TEXT SEGMENT ::

——————

Following their most recent announcement of a new round of funding, covered here by Techcrunch, Kwaga announced today their most recent addition to the WriteThat.Name – HistoRecall. We talked a bit about WriteThat.Name in an interview with founder and CEO Philippe Laval back in December: in short, WriteThat.Name automatically updates your contact book whenever a new contact emails you. The service sends you a notification letting you know which info (phone number, name, address, email address, twitter handle, facebook page, social security number, dogs maiden name, etc.) it picked up out of the email, gives you the option to add/edit information, and then you never see it again. Afterwards, you will always have your email contacts in your address book when you need to email someone. It can handle multiple email accounts, centralising them all to a primary email’s address book, and they work via email clients like Mozilla Thunderbird and Sparrow, as well. The product is so good that you would forget you have it if it weren’t for the occasional notification emails – in fact, that’s been one of their problems thus far. Today might be the day that changes.
For most people who’ve had email for the last fifteen years, it can be difficult to dig through and find an old friend/colleague who you emailed seven years ago – with HistoRecall, that’s all going to change. HistoRecall will search through your old emails in the same way it searches through your new emails, returning you all your old contacts you never had time to put into your address book.
“Since the launch of WriteThat.name, our users have asked us to also scan their ‘historical’ emails. This is now a possibility with the HistoRecall feature, and I am receiving fantastic reviews already. I am certain this will provide a great service to heavy users of emails and professionals alike, for whom an up-to-date address book is necessary,” says Philippe Laval, CEO of Kwaga. He adds, “We are actively working on how else to optimize email, the tool at the center of daily activity for millions of users worldwide.”
Costing just $20, the service reads emails up to one year old for now, but I wouldn’t be surprised to see that number extend once users get a taste for having an address book that’s up to date with past, present and future contacts.
For those that haven’t used the service yet, you can try WriteThat.Name for free for as long as you want to get a taste of what it’s like to have your current contacts automatically accessible after the first email exchange. Once you get a taste for that, i’m sure you’ll be coming back to get your old contacts added in, too.

——————

DATA PROVIDED ::
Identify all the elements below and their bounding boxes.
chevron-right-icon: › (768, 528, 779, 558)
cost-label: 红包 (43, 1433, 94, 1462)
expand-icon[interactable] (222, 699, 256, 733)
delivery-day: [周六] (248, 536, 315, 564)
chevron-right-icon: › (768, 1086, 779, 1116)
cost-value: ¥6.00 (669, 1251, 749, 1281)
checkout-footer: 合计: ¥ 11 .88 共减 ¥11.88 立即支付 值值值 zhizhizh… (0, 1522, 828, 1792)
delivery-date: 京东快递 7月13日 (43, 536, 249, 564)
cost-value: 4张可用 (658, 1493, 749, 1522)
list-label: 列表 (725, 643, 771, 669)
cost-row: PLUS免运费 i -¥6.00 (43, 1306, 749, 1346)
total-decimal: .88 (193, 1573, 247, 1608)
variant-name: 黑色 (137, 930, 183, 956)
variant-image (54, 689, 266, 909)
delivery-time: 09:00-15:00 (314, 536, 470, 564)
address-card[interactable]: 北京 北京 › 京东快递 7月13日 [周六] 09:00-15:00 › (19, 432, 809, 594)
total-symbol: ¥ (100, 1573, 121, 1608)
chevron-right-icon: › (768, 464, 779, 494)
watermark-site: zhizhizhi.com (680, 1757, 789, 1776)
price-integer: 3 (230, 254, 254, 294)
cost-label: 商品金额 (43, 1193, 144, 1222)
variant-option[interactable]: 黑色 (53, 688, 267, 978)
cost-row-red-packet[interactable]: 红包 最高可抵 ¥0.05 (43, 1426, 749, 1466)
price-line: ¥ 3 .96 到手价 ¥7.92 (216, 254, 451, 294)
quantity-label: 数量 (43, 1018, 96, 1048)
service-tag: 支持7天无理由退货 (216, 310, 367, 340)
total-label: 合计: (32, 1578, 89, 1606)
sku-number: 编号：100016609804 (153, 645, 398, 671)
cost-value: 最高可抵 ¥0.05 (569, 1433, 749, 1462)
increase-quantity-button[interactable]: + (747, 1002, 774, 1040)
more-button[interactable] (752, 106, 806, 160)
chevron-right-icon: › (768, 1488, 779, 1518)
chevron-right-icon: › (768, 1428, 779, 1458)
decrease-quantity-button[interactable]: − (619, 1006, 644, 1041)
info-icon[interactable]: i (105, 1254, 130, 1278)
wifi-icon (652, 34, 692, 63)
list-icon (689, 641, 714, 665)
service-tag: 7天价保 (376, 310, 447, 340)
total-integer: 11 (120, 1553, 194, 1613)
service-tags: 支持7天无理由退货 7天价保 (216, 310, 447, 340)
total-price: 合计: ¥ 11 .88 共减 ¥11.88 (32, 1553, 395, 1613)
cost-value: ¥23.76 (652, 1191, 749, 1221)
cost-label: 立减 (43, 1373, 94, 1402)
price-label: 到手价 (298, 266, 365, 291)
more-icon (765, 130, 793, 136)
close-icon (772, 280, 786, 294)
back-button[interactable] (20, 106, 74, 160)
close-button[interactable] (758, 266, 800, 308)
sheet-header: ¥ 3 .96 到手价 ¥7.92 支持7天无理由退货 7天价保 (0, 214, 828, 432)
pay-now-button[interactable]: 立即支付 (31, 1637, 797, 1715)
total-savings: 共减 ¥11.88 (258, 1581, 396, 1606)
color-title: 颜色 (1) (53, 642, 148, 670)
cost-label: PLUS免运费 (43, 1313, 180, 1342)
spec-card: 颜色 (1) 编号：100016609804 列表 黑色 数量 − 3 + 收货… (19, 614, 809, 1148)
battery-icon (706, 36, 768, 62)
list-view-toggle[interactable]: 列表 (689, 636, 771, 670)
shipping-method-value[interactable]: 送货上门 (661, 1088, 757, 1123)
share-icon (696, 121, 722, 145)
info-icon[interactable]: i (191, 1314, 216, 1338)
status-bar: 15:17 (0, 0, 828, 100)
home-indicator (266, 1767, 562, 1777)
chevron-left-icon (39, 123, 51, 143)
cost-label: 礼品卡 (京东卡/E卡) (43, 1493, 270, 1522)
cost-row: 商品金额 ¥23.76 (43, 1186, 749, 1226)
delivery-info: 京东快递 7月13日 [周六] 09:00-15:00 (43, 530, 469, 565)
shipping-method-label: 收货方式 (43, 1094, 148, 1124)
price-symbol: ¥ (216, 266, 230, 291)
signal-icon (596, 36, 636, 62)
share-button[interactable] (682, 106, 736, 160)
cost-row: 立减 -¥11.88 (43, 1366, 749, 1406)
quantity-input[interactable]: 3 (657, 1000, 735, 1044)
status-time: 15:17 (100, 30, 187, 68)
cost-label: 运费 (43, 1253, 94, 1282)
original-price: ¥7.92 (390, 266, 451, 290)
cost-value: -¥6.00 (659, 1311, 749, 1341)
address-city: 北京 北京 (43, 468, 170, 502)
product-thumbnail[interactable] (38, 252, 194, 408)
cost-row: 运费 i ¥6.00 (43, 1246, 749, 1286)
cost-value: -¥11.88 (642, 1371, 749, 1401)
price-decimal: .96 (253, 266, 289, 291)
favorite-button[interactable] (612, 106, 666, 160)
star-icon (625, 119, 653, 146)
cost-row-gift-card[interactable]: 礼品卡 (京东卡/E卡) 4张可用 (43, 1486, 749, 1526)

——————

PARTS OF THE EXERCISE ::
1. Answer these questions using the HistoRecall article, one line each.
(a) Who is named as founder and CEO in the December interview?
(b) What does the service cost?
(c) For now, how old can the emails it reads be?
2. Decide whether each statement agrees with the HistoRecall article. Answer yes or no, and quote the words that settle it.
(a) WriteThat.Name can handle more than one email account.
(b) HistoRecall currently reads emails up to seven years old.
(c) WriteThat.Name can be tried for free.
3. Quote the passage of the HistoRecall article that begins at the words "For most people" and stops after "your address book.".

RESULTS FOR EACH TASK ::
1.
(a) Philippe Laval
(b) $20
(c) Up to one year old

2.
(a) Yes: "It can handle multiple email accounts"
(b) No: "the service reads emails up to one year old for now"
(c) Yes: "you can try WriteThat.Name for free for as long as you want"

3.
For most people who’ve had email for the last fifteen years, it can be difficult to dig through and find an old friend/colleague who you emailed seven years ago – with HistoRecall, that’s all going to change. HistoRecall will search through your old emails in the same way it searches through your new emails, returning you all your old contacts you never had time to put into your address book.